MATERIAL FOR THIS EXERCISE:
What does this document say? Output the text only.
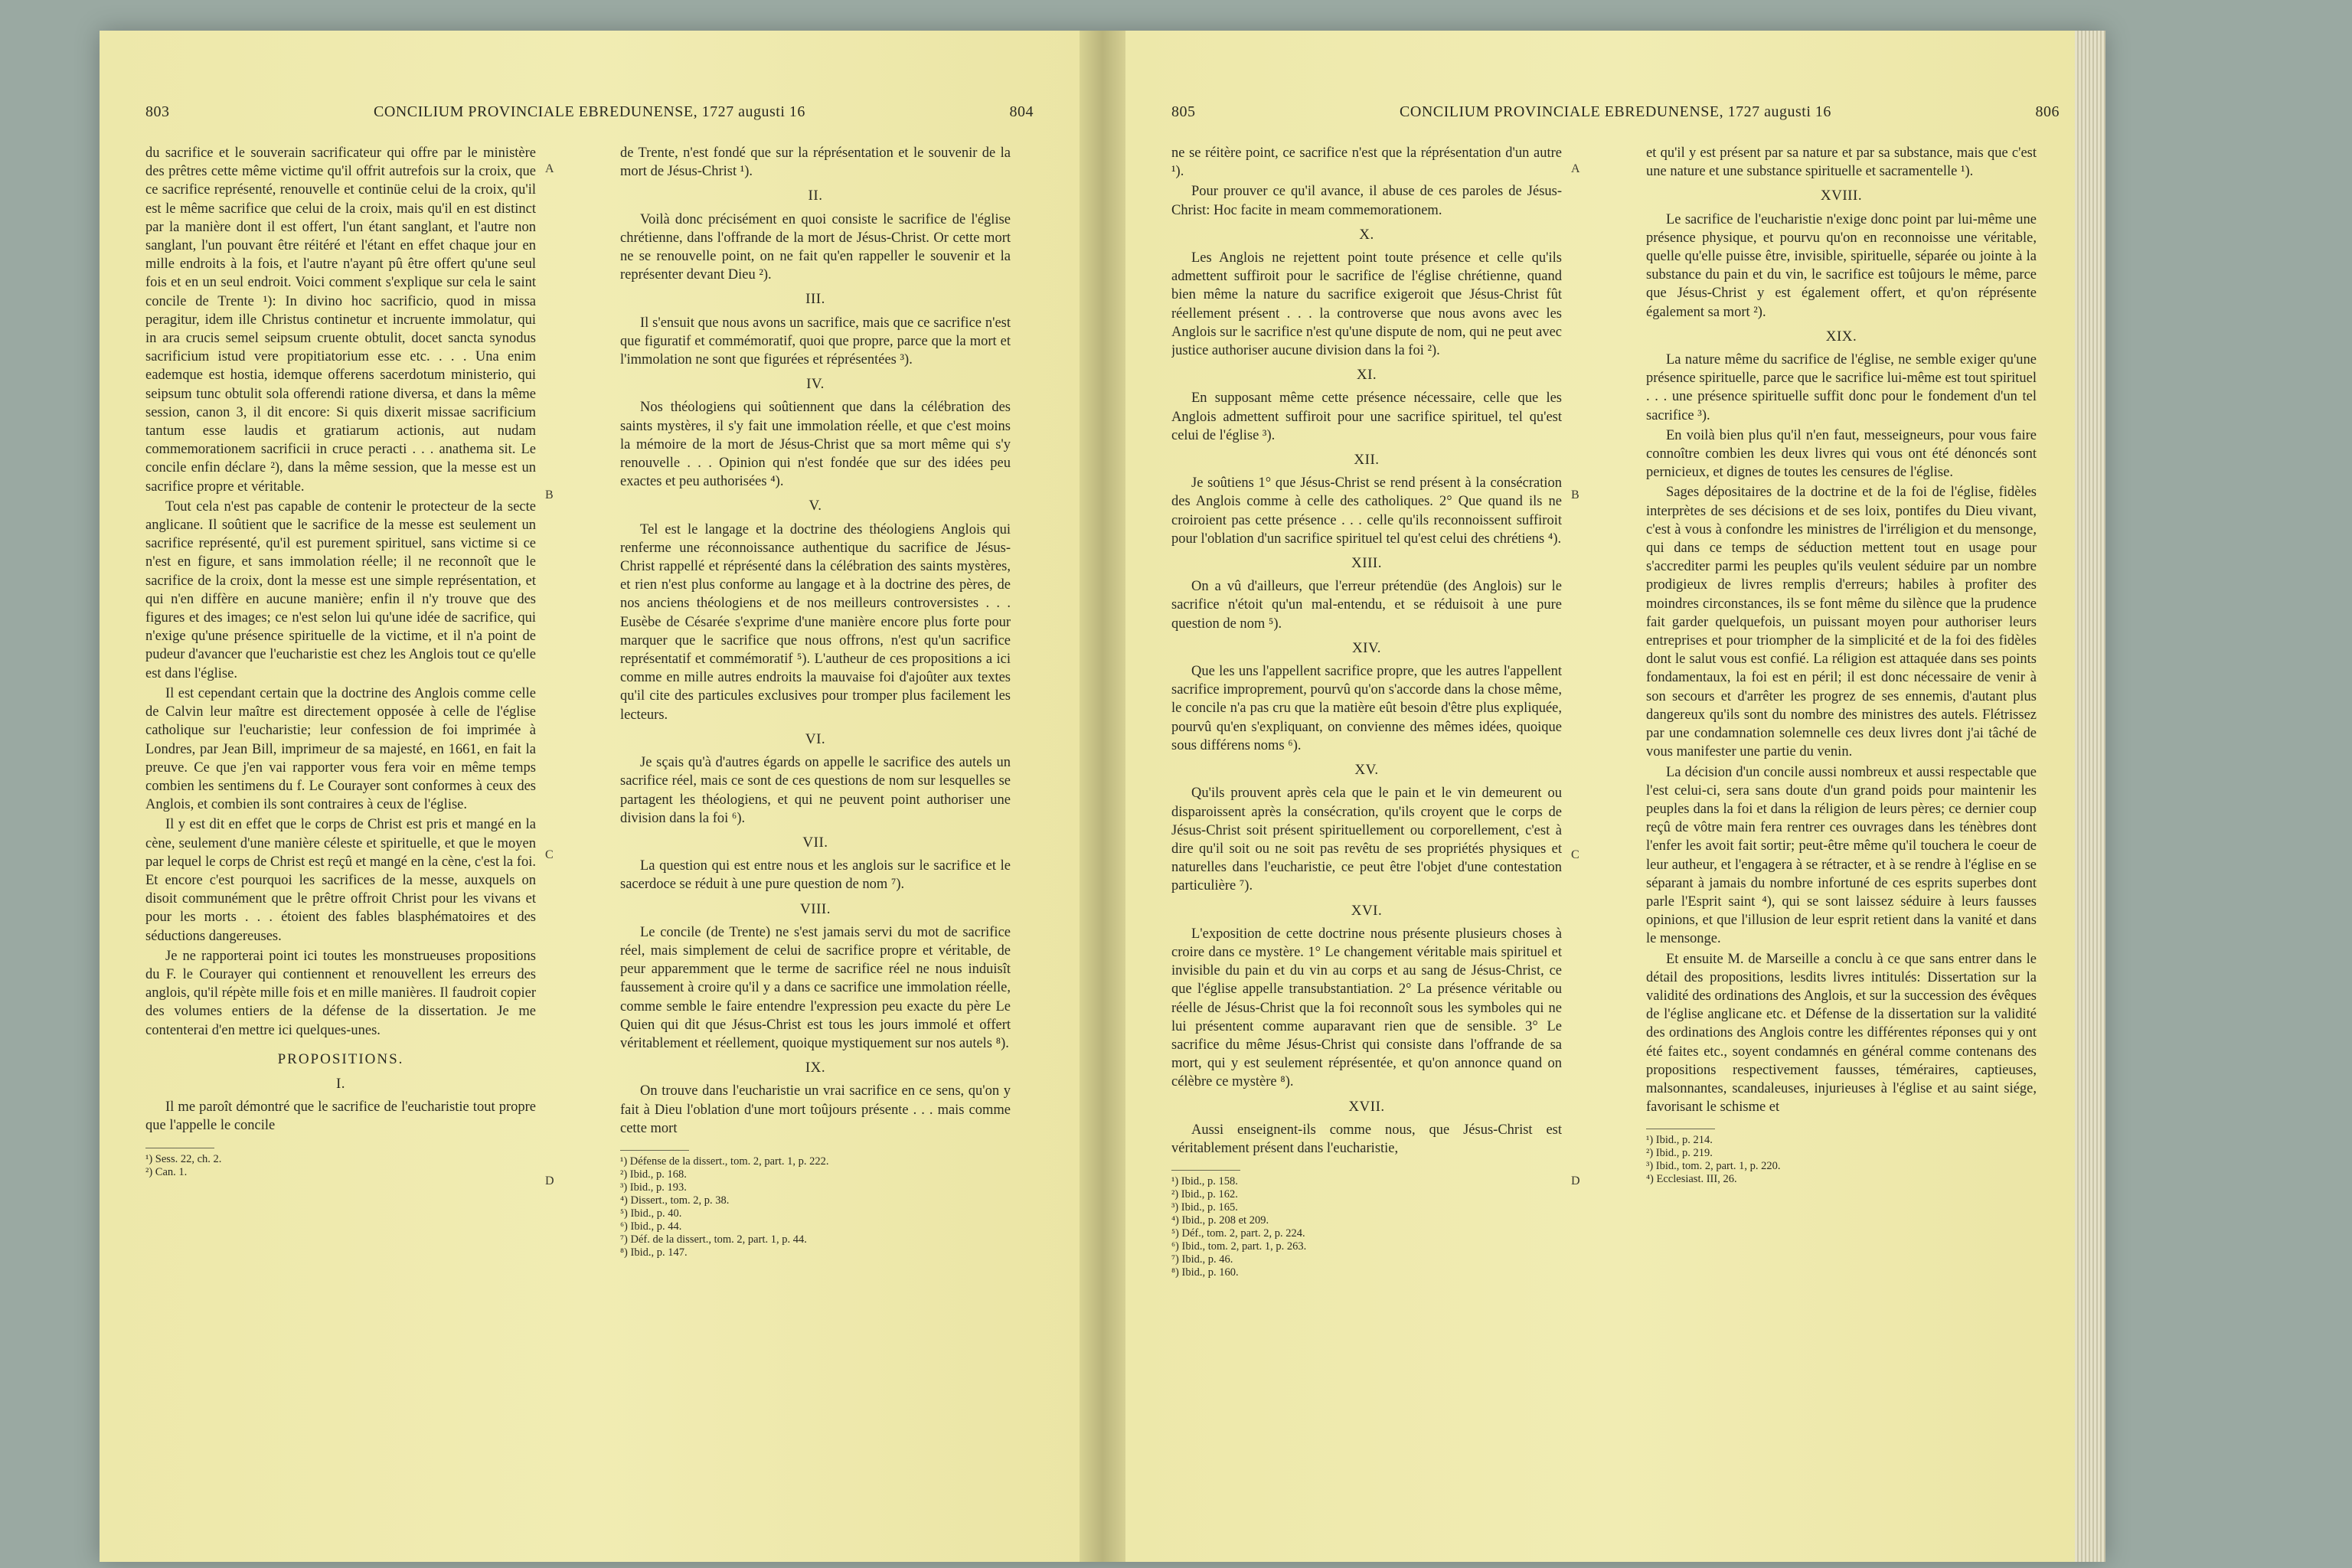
803	CONCILIUM PROVINCIALE EBREDUNENSE, 1727 augusti 16	804

du sacrifice et le souverain sacrificateur qui offre par le ministère des prêtres cette même victime qu'il offrit autrefois sur la croix, que ce sacrifice représenté, renouvelle et continüe celui de la croix, qu'il est le même sacrifice que celui de la croix, mais qu'il en est distinct par la manière dont il est offert, l'un étant sanglant, et l'autre non sanglant, l'un pouvant être réitéré et l'étant en effet chaque jour en mille endroits à la fois, et l'autre n'ayant pû être offert qu'une seul fois et en un seul endroit. Voici comment s'explique sur cela le saint concile de Trente ¹): In divino hoc sacrificio, quod in missa peragitur, idem ille Christus continetur et incruente immolatur, qui in ara crucis semel seipsum cruente obtulit, docet sancta synodus sacrificium istud vere propitiatorium esse etc. . . . Una enim eademque est hostia, idemque offerens sacerdotum ministerio, qui seipsum tunc obtulit sola offerendi ratione diversa, et dans la même session, canon 3, il dit encore: Si quis dixerit missae sacrificium tantum esse laudis et gratiarum actionis, aut nudam commemorationem sacrificii in cruce peracti . . . anathema sit. Le concile enfin déclare ²), dans la même session, que la messe est un sacrifice propre et véritable.

Tout cela n'est pas capable de contenir le protecteur de la secte anglicane. Il soûtient que le sacrifice de la messe est seulement un sacrifice représenté, qu'il est purement spirituel, sans victime si ce n'est en figure, et sans immolation réelle; il ne reconnoît que le sacrifice de la croix, dont la messe est une simple représentation, et qui n'en diffère en aucune manière; enfin il n'y trouve que des figures et des images; ce n'est selon lui qu'une idée de sacrifice, qui n'exige qu'une présence spirituelle de la victime, et il n'a point de pudeur d'avancer que l'eucharistie est chez les Anglois tout ce qu'elle est dans l'église.

Il est cependant certain que la doctrine des Anglois comme celle de Calvin leur maître est directement opposée à celle de l'église catholique sur l'eucharistie; leur confession de foi imprimée à Londres, par Jean Bill, imprimeur de sa majesté, en 1661, en fait la preuve. Ce que j'en vai rapporter vous fera voir en même temps combien les sentimens du f. Le Courayer sont conformes à ceux des Anglois, et combien ils sont contraires à ceux de l'église.

Il y est dit en effet que le corps de Christ est pris et mangé en la cène, seulement d'une manière céleste et spirituelle, et que le moyen par lequel le corps de Christ est reçû et mangé en la cène, c'est la foi. Et encore c'est pourquoi les sacrifices de la messe, auxquels on disoit communément que le prêtre offroit Christ pour les vivans et pour les morts . . . étoient des fables blasphématoires et des séductions dangereuses.

Je ne rapporterai point ici toutes les monstrueuses propositions du F. le Courayer qui contiennent et renouvellent les erreurs des anglois, qu'il répète mille fois et en mille manières. Il faudroit copier des volumes entiers de la défense de la dissertation. Je me contenterai d'en mettre ici quelques-unes.

PROPOSITIONS.
I.

Il me paroît démontré que le sacrifice de l'eucharistie tout propre que l'appelle le concile

¹) Sess. 22, ch. 2.
²) Can. 1.

de Trente, n'est fondé que sur la réprésentation et le souvenir de la mort de Jésus-Christ ¹).

II.

Voilà donc précisément en quoi consiste le sacrifice de l'église chrétienne, dans l'offrande de la mort de Jésus-Christ. Or cette mort ne se renouvelle point, on ne fait qu'en rappeller le souvenir et la représenter devant Dieu ²).

III.

Il s'ensuit que nous avons un sacrifice, mais que ce sacrifice n'est que figuratif et commémoratif, quoi que propre, parce que la mort et l'immolation ne sont que figurées et réprésentées ³).

IV.

Nos théologiens qui soûtiennent que dans la célébration des saints mystères, il s'y fait une immolation réelle, et que c'est moins la mémoire de la mort de Jésus-Christ que sa mort même qui s'y renouvelle . . . Opinion qui n'est fondée que sur des idées peu exactes et peu authorisées ⁴).

V.

Tel est le langage et la doctrine des théologiens Anglois qui renferme une réconnoissance authentique du sacrifice de Jésus-Christ rappellé et réprésenté dans la célébration des saints mystères, et rien n'est plus conforme au langage et à la doctrine des pères, de nos anciens théologiens et de nos meilleurs controversistes . . . Eusèbe de Césarée s'exprime d'une manière encore plus forte pour marquer que le sacrifice que nous offrons, n'est qu'un sacrifice représentatif et commémoratif ⁵). L'autheur de ces propositions a ici comme en mille autres endroits la mauvaise foi d'ajoûter aux textes qu'il cite des particules exclusives pour tromper plus facilement les lecteurs.

VI.

Je sçais qu'à d'autres égards on appelle le sacrifice des autels un sacrifice réel, mais ce sont de ces questions de nom sur lesquelles se partagent les théologiens, et qui ne peuvent point authoriser une division dans la foi ⁶).

VII.

La question qui est entre nous et les anglois sur le sacrifice et le sacerdoce se réduit à une pure question de nom ⁷).

VIII.

Le concile (de Trente) ne s'est jamais servi du mot de sacrifice réel, mais simplement de celui de sacrifice propre et véritable, de peur apparemment que le terme de sacrifice réel ne nous induisît faussement à croire qu'il y a dans ce sacrifice une immolation réelle, comme semble le faire entendre l'expression peu exacte du père Le Quien qui dit que Jésus-Christ est tous les jours immolé et offert véritablement et réellement, quoique mystiquement sur nos autels ⁸).

IX.

On trouve dans l'eucharistie un vrai sacrifice en ce sens, qu'on y fait à Dieu l'oblation d'une mort toûjours présente . . . mais comme cette mort

¹) Défense de la dissert., tom. 2, part. 1, p. 222.
²) Ibid., p. 168.
³) Ibid., p. 193.
⁴) Dissert., tom. 2, p. 38.
⁵) Ibid., p. 40.
⁶) Ibid., p. 44.
⁷) Déf. de la dissert., tom. 2, part. 1, p. 44.
⁸) Ibid., p. 147.
A
B
C
D
805	CONCILIUM PROVINCIALE EBREDUNENSE, 1727 augusti 16	806

ne se réitère point, ce sacrifice n'est que la réprésentation d'un autre ¹).

Pour prouver ce qu'il avance, il abuse de ces paroles de Jésus-Christ: Hoc facite in meam commemorationem.

X.

Les Anglois ne rejettent point toute présence et celle qu'ils admettent suffiroit pour le sacrifice de l'église chrétienne, quand bien même la nature du sacrifice exigeroit que Jésus-Christ fût réellement présent . . . la controverse que nous avons avec les Anglois sur le sacrifice n'est qu'une dispute de nom, qui ne peut avec justice authoriser aucune division dans la foi ²).

XI.

En supposant même cette présence nécessaire, celle que les Anglois admettent suffiroit pour une sacrifice spirituel, tel qu'est celui de l'église ³).

XII.

Je soûtiens 1° que Jésus-Christ se rend présent à la consécration des Anglois comme à celle des catholiques. 2° Que quand ils ne croiroient pas cette présence . . . celle qu'ils reconnoissent suffiroit pour l'oblation d'un sacrifice spirituel tel qu'est celui des chrétiens ⁴).

XIII.

On a vû d'ailleurs, que l'erreur prétendüe (des Anglois) sur le sacrifice n'étoit qu'un mal-entendu, et se réduisoit à une pure question de nom ⁵).

XIV.

Que les uns l'appellent sacrifice propre, que les autres l'appellent sacrifice improprement, pourvû qu'on s'accorde dans la chose même, le concile n'a pas cru que la matière eût besoin d'être plus expliquée, pourvû qu'en s'expliquant, on convienne des mêmes idées, quoique sous différens noms ⁶).

XV.

Qu'ils prouvent après cela que le pain et le vin demeurent ou disparoissent après la consécration, qu'ils croyent que le corps de Jésus-Christ soit présent spirituellement ou corporellement, c'est à dire qu'il soit ou ne soit pas revêtu de ses propriétés physiques et naturelles dans l'eucharistie, ce peut être l'objet d'une contestation particulière ⁷).

XVI.

L'exposition de cette doctrine nous présente plusieurs choses à croire dans ce mystère. 1° Le changement véritable mais spirituel et invisible du pain et du vin au corps et au sang de Jésus-Christ, ce que l'église appelle transubstantiation. 2° La présence véritable ou réelle de Jésus-Christ que la foi reconnoît sous les symboles qui ne lui présentent comme auparavant rien que de sensible. 3° Le sacrifice du même Jésus-Christ qui consiste dans l'offrande de sa mort, qui y est seulement réprésentée, et qu'on annonce quand on célèbre ce mystère ⁸).

XVII.

Aussi enseignent-ils comme nous, que Jésus-Christ est véritablement présent dans l'eucharistie,

¹) Ibid., p. 158.
²) Ibid., p. 162.
³) Ibid., p. 165.
⁴) Ibid., p. 208 et 209.
⁵) Déf., tom. 2, part. 2, p. 224.
⁶) Ibid., tom. 2, part. 1, p. 263.
⁷) Ibid., p. 46.
⁸) Ibid., p. 160.

et qu'il y est présent par sa nature et par sa substance, mais que c'est une nature et une substance spirituelle et sacramentelle ¹).

XVIII.

Le sacrifice de l'eucharistie n'exige donc point par lui-même une présence physique, et pourvu qu'on en reconnoisse une véritable, quelle qu'elle puisse être, invisible, spirituelle, séparée ou jointe à la substance du pain et du vin, le sacrifice est toûjours le même, parce que Jésus-Christ y est également offert, et qu'on réprésente également sa mort ²).

XIX.

La nature même du sacrifice de l'église, ne semble exiger qu'une présence spirituelle, parce que le sacrifice lui-même est tout spirituel . . . une présence spirituelle suffit donc pour le fondement d'un tel sacrifice ³).

En voilà bien plus qu'il n'en faut, messeigneurs, pour vous faire connoître combien les deux livres qui vous ont été dénoncés sont pernicieux, et dignes de toutes les censures de l'église.

Sages dépositaires de la doctrine et de la foi de l'église, fidèles interprètes de ses décisions et de ses loix, pontifes du Dieu vivant, c'est à vous à confondre les ministres de l'irréligion et du mensonge, qui dans ce temps de séduction mettent tout en usage pour s'accrediter parmi les peuples qu'ils veulent séduire par un nombre prodigieux de livres remplis d'erreurs; habiles à profiter des moindres circonstances, ils se font même du silènce que la prudence fait garder quelquefois, un puissant moyen pour authoriser leurs entreprises et pour triompher de la simplicité et de la foi des fidèles dont le salut vous est confié. La réligion est attaquée dans ses points fondamentaux, la foi est en péril; il est donc nécessaire de venir à son secours et d'arrêter les progrez de ses ennemis, d'autant plus dangereux qu'ils sont du nombre des ministres des autels. Flétrissez par une condamnation solemnelle ces deux livres dont j'ai tâché de vous manifester une partie du venin.

La décision d'un concile aussi nombreux et aussi respectable que l'est celui-ci, sera sans doute d'un grand poids pour maintenir les peuples dans la foi et dans la réligion de leurs pères; ce dernier coup reçû de vôtre main fera rentrer ces ouvrages dans les ténèbres dont l'enfer les avoit fait sortir; peut-être même qu'il touchera le coeur de leur autheur, et l'engagera à se rétracter, et à se rendre à l'église en se séparant à jamais du nombre infortuné de ces esprits superbes dont parle l'Esprit saint ⁴), qui se sont laissez séduire à leurs fausses opinions, et que l'illusion de leur esprit retient dans la vanité et dans le mensonge.

Et ensuite M. de Marseille a conclu à ce que sans entrer dans le détail des propositions, lesdits livres intitulés: Dissertation sur la validité des ordinations des Anglois, et sur la succession des évêques de l'église anglicane etc. et Défense de la dissertation sur la validité des ordinations des Anglois contre les différentes réponses qui y ont été faites etc., soyent condamnés en général comme contenans des propositions respectivement fausses, téméraires, captieuses, malsonnantes, scandaleuses, injurieuses à l'église et au saint siége, favorisant le schisme et

¹) Ibid., p. 214.
²) Ibid., p. 219.
³) Ibid., tom. 2, part. 1, p. 220.
⁴) Ecclesiast. III, 26.
A
B
C
D
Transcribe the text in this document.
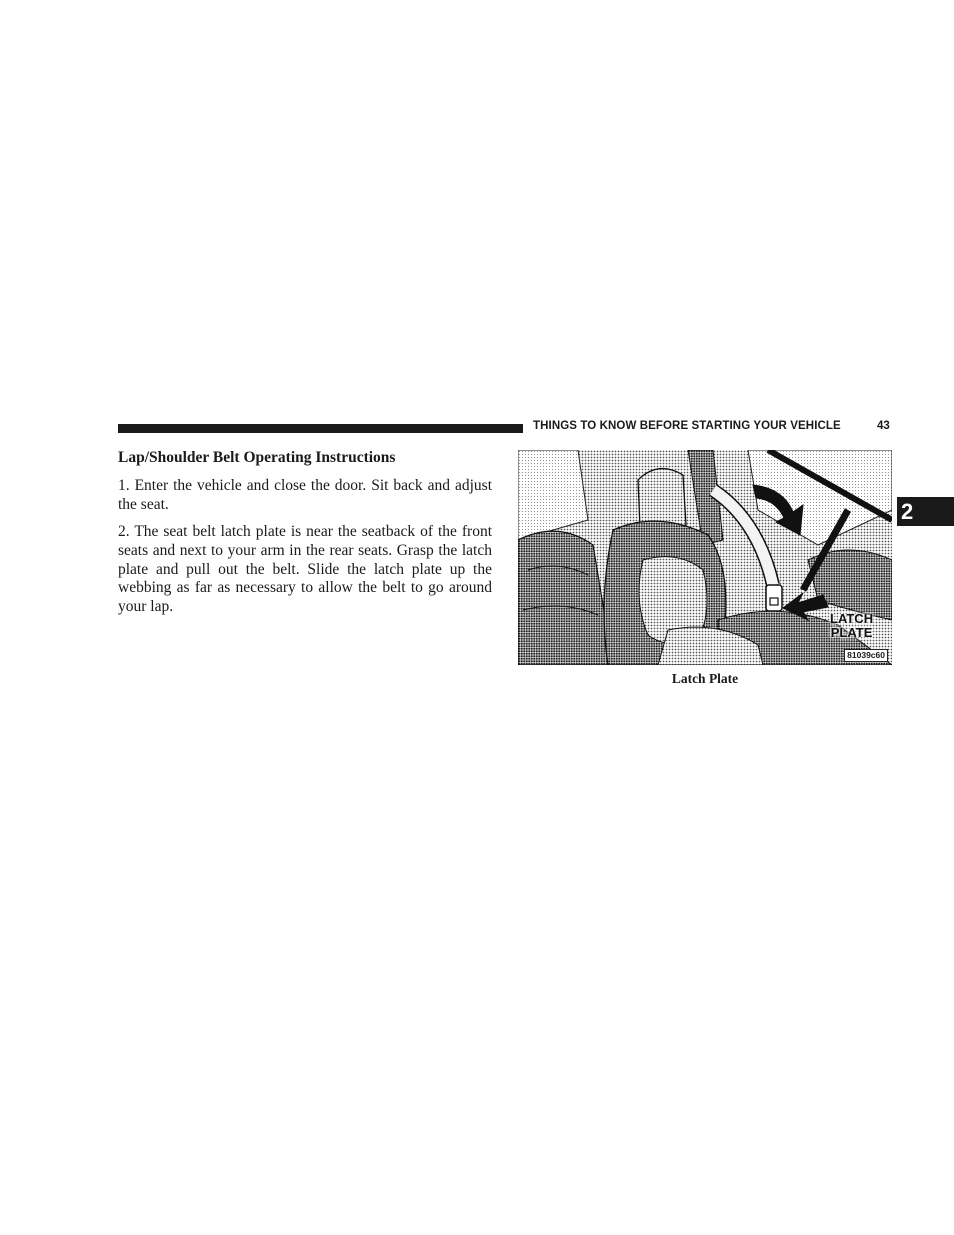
THINGS TO KNOW BEFORE STARTING YOUR VEHICLE	43
2
Lap/Shoulder Belt Operating Instructions

1. Enter the vehicle and close the door. Sit back and adjust the seat.

2. The seat belt latch plate is near the seatback of the front seats and next to your arm in the rear seats. Grasp the latch plate and pull out the belt. Slide the latch plate up the webbing as far as necessary to allow the belt to go around your lap.

LATCH
PLATE
81039c60
Latch Plate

SHORT TASK:
Identify lines with the string "augusti". Copy each one.

CORRECT RESULT:
803	CONCILIUM PROVINCIALE EBREDUNENSE, 1727 augusti 16	804
805	CONCILIUM PROVINCIALE EBREDUNENSE, 1727 augusti 16	806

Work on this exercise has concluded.